[Stored entries]
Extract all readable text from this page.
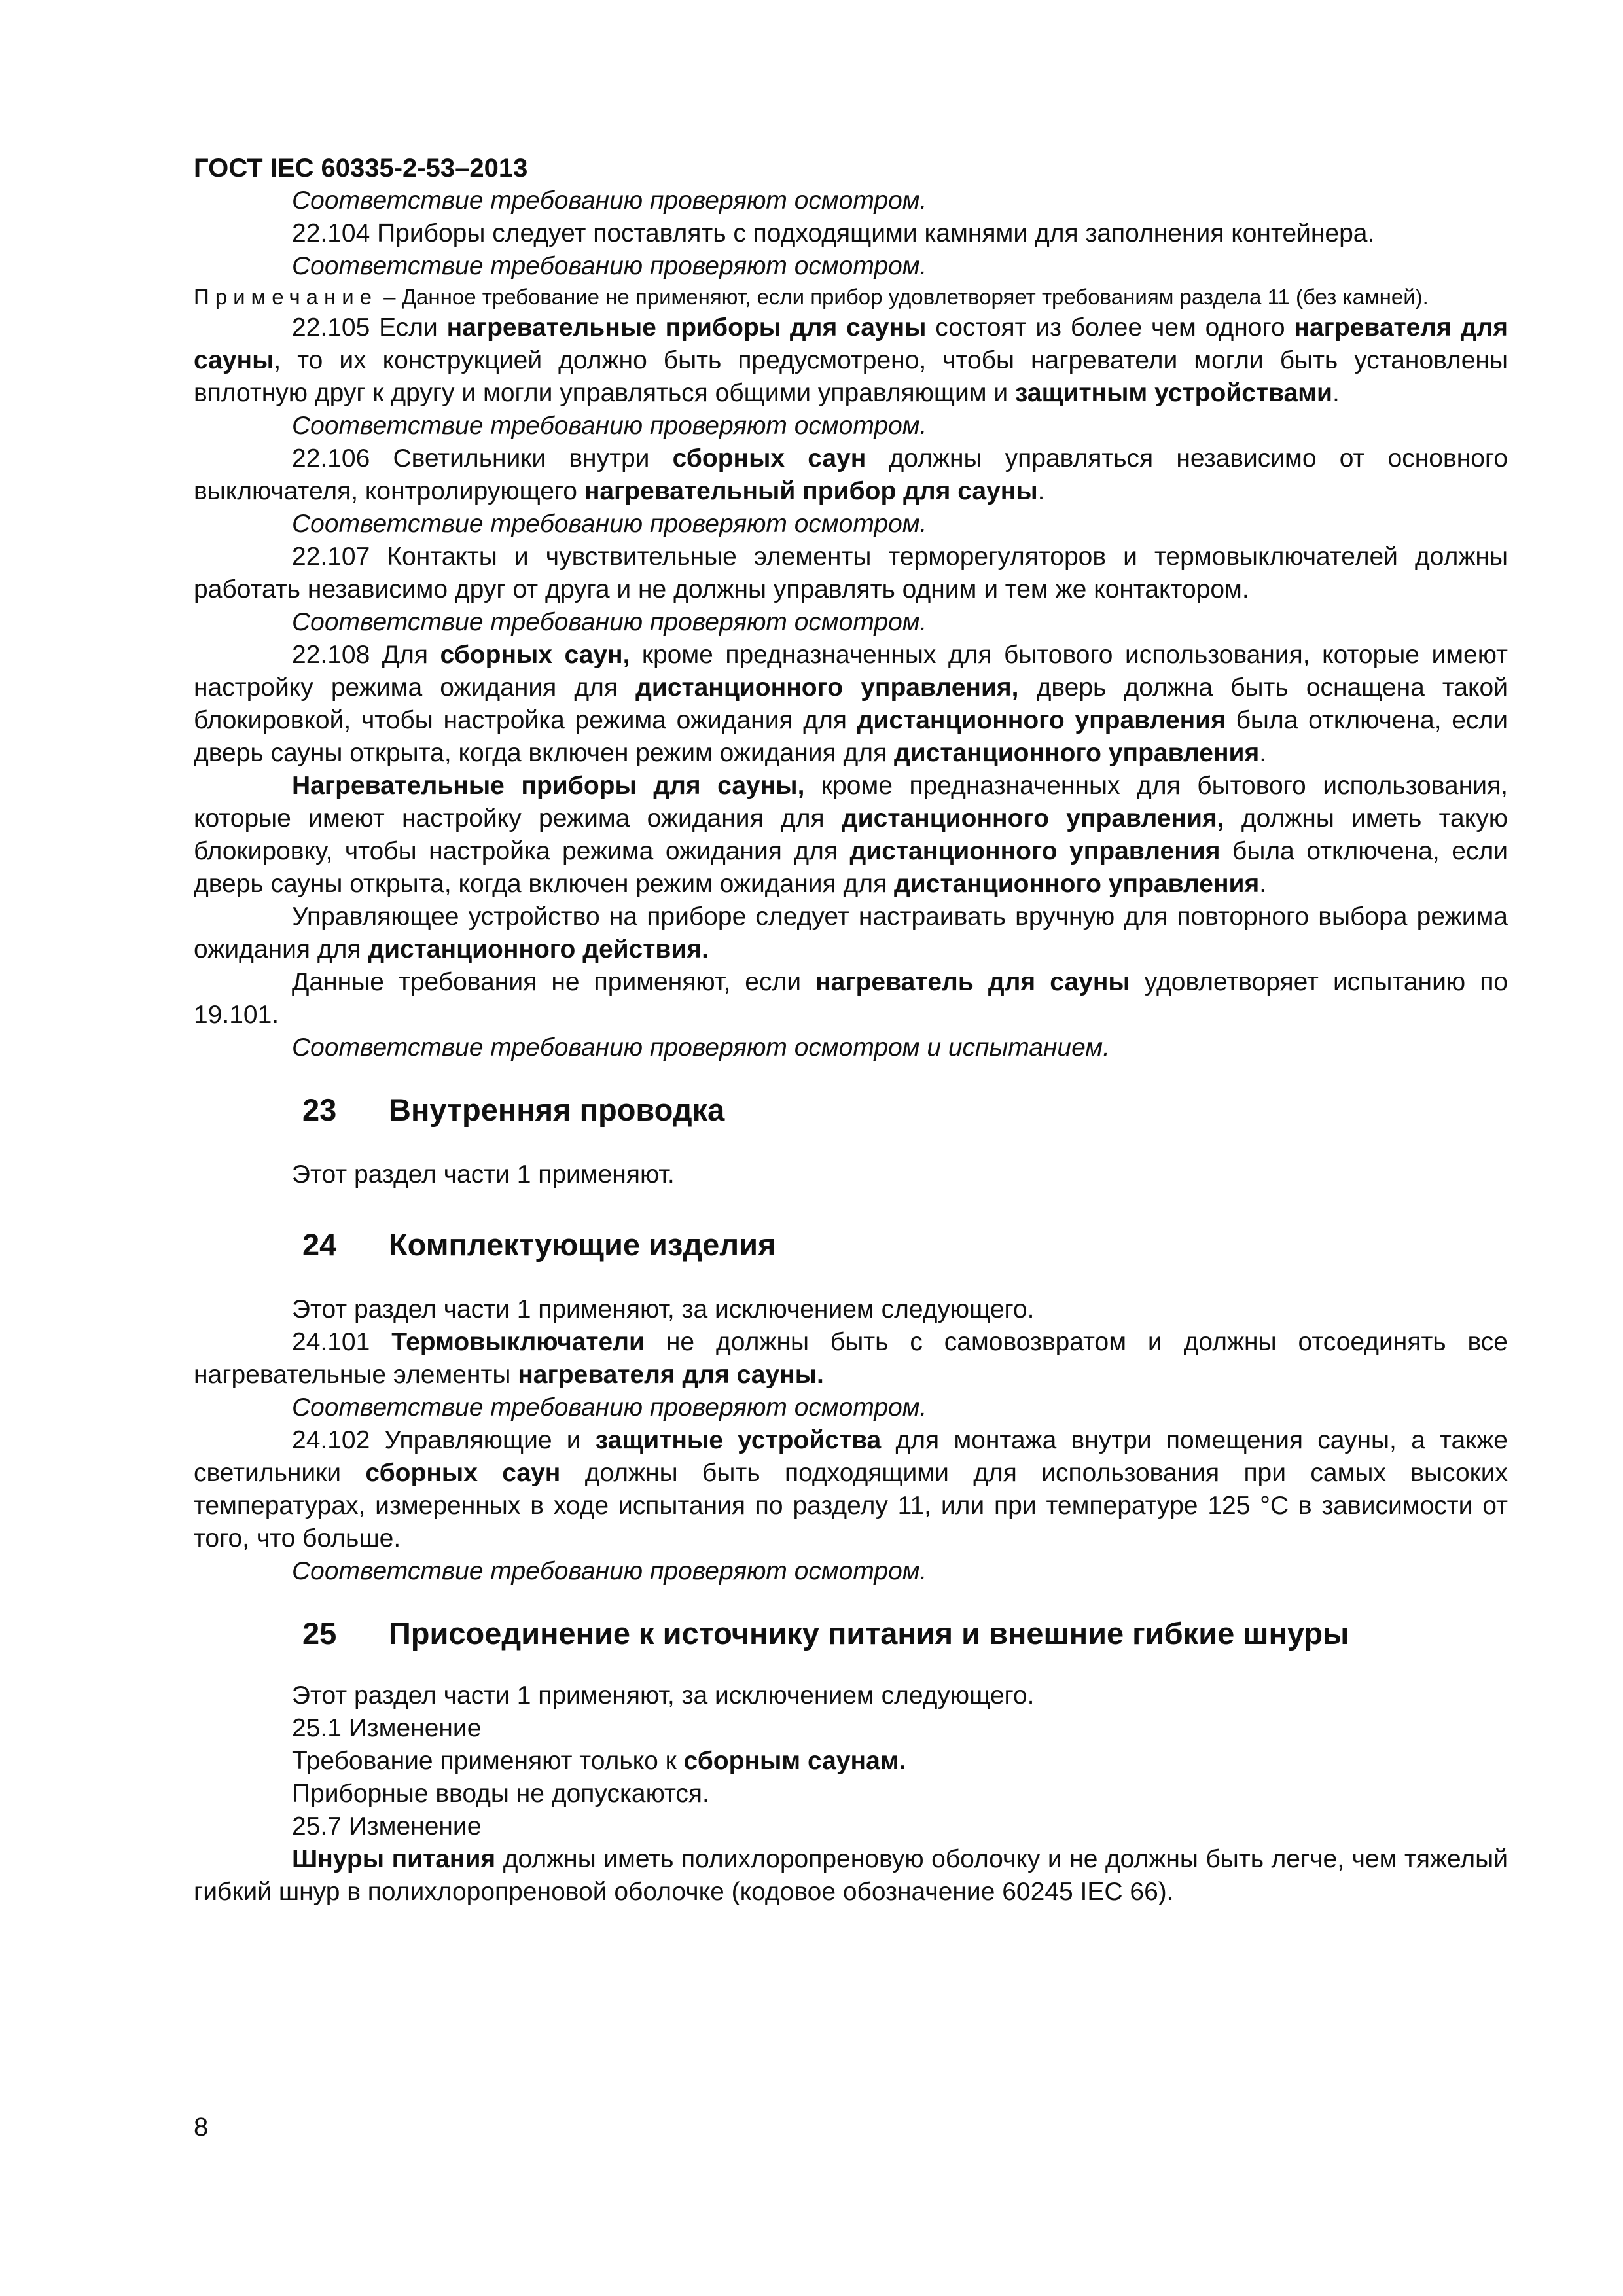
ГОСТ IEC 60335-2-53–2013

Соответствие требованию проверяют осмотром.

22.104 Приборы следует поставлять с подходящими камнями для заполнения контейнера.

Соответствие требованию проверяют осмотром.

Примечание – Данное требование не применяют, если прибор удовлетворяет требованиям раздела 11 (без камней).

22.105 Если нагревательные приборы для сауны состоят из более чем одного нагревателя для сауны, то их конструкцией должно быть предусмотрено, чтобы нагреватели могли быть установлены вплотную друг к другу и могли управляться общими управляющим и защитным устройствами.

Соответствие требованию проверяют осмотром.

22.106 Светильники внутри сборных саун должны управляться независимо от основного выключателя, контролирующего нагревательный прибор для сауны.

Соответствие требованию проверяют осмотром.

22.107 Контакты и чувствительные элементы терморегуляторов и термовыключателей должны работать независимо друг от друга и не должны управлять одним и тем же контактором.

Соответствие требованию проверяют осмотром.

22.108 Для сборных саун, кроме предназначенных для бытового использования, которые имеют настройку режима ожидания для дистанционного управления, дверь должна быть оснащена такой блокировкой, чтобы настройка режима ожидания для дистанционного управления была отключена, если дверь сауны открыта, когда включен режим ожидания для дистанционного управления.

Нагревательные приборы для сауны, кроме предназначенных для бытового использования, которые имеют настройку режима ожидания для дистанционного управления, должны иметь такую блокировку, чтобы настройка режима ожидания для дистанционного управления была отключена, если дверь сауны открыта, когда включен режим ожидания для дистанционного управления.

Управляющее устройство на приборе следует настраивать вручную для повторного выбора режима ожидания для дистанционного действия.

Данные требования не применяют, если нагреватель для сауны удовлетворяет испытанию по 19.101.

Соответствие требованию проверяют осмотром и испытанием.

23 Внутренняя проводка

Этот раздел части 1 применяют.

24 Комплектующие изделия

Этот раздел части 1 применяют, за исключением следующего.

24.101 Термовыключатели не должны быть с самовозвратом и должны отсоединять все нагревательные элементы нагревателя для сауны.

Соответствие требованию проверяют осмотром.

24.102 Управляющие и защитные устройства для монтажа внутри помещения сауны, а также светильники сборных саун должны быть подходящими для использования при самых высоких температурах, измеренных в ходе испытания по разделу 11, или при температуре 125 °С в зависимости от того, что больше.

Соответствие требованию проверяют осмотром.

25 Присоединение к источнику питания и внешние гибкие шнуры

Этот раздел части 1 применяют, за исключением следующего.

25.1 Изменение

Требование применяют только к сборным саунам.

Приборные вводы не допускаются.

25.7 Изменение

Шнуры питания должны иметь полихлоропреновую оболочку и не должны быть легче, чем тяжелый гибкий шнур в полихлоропреновой оболочке (кодовое обозначение 60245 IEC 66).

8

* What you need to do
Set the pictures aside and transcribe the data above exactly.

* Result of this exercise
Extract all readable text from this page.
ГОСТ IEC 60335-2-53–2013

Соответствие требованию проверяют осмотром.

22.104 Приборы следует поставлять с подходящими камнями для заполнения контейнера.

Соответствие требованию проверяют осмотром.

Примечание – Данное требование не применяют, если прибор удовлетворяет требованиям раздела 11 (без камней).

22.105 Если нагревательные приборы для сауны состоят из более чем одного нагревателя для сауны, то их конструкцией должно быть предусмотрено, чтобы нагреватели могли быть установлены вплотную друг к другу и могли управляться общими управляющим и защитным устройствами.

Соответствие требованию проверяют осмотром.

22.106 Светильники внутри сборных саун должны управляться независимо от основного выключателя, контролирующего нагревательный прибор для сауны.

Соответствие требованию проверяют осмотром.

22.107 Контакты и чувствительные элементы терморегуляторов и термовыключателей должны работать независимо друг от друга и не должны управлять одним и тем же контактором.

Соответствие требованию проверяют осмотром.

22.108 Для сборных саун, кроме предназначенных для бытового использования, которые имеют настройку режима ожидания для дистанционного управления, дверь должна быть оснащена такой блокировкой, чтобы настройка режима ожидания для дистанционного управления была отключена, если дверь сауны открыта, когда включен режим ожидания для дистанционного управления.

Нагревательные приборы для сауны, кроме предназначенных для бытового использования, которые имеют настройку режима ожидания для дистанционного управления, должны иметь такую блокировку, чтобы настройка режима ожидания для дистанционного управления была отключена, если дверь сауны открыта, когда включен режим ожидания для дистанционного управления.

Управляющее устройство на приборе следует настраивать вручную для повторного выбора режима ожидания для дистанционного действия.

Данные требования не применяют, если нагреватель для сауны удовлетворяет испытанию по 19.101.

Соответствие требованию проверяют осмотром и испытанием.

23 Внутренняя проводка

Этот раздел части 1 применяют.

24 Комплектующие изделия

Этот раздел части 1 применяют, за исключением следующего.

24.101 Термовыключатели не должны быть с самовозвратом и должны отсоединять все нагревательные элементы нагревателя для сауны.

Соответствие требованию проверяют осмотром.

24.102 Управляющие и защитные устройства для монтажа внутри помещения сауны, а также светильники сборных саун должны быть подходящими для использования при самых высоких температурах, измеренных в ходе испытания по разделу 11, или при температуре 125 °С в зависимости от того, что больше.

Соответствие требованию проверяют осмотром.

25 Присоединение к источнику питания и внешние гибкие шнуры

Этот раздел части 1 применяют, за исключением следующего.

25.1 Изменение

Требование применяют только к сборным саунам.

Приборные вводы не допускаются.

25.7 Изменение

Шнуры питания должны иметь полихлоропреновую оболочку и не должны быть легче, чем тяжелый гибкий шнур в полихлоропреновой оболочке (кодовое обозначение 60245 IEC 66).

8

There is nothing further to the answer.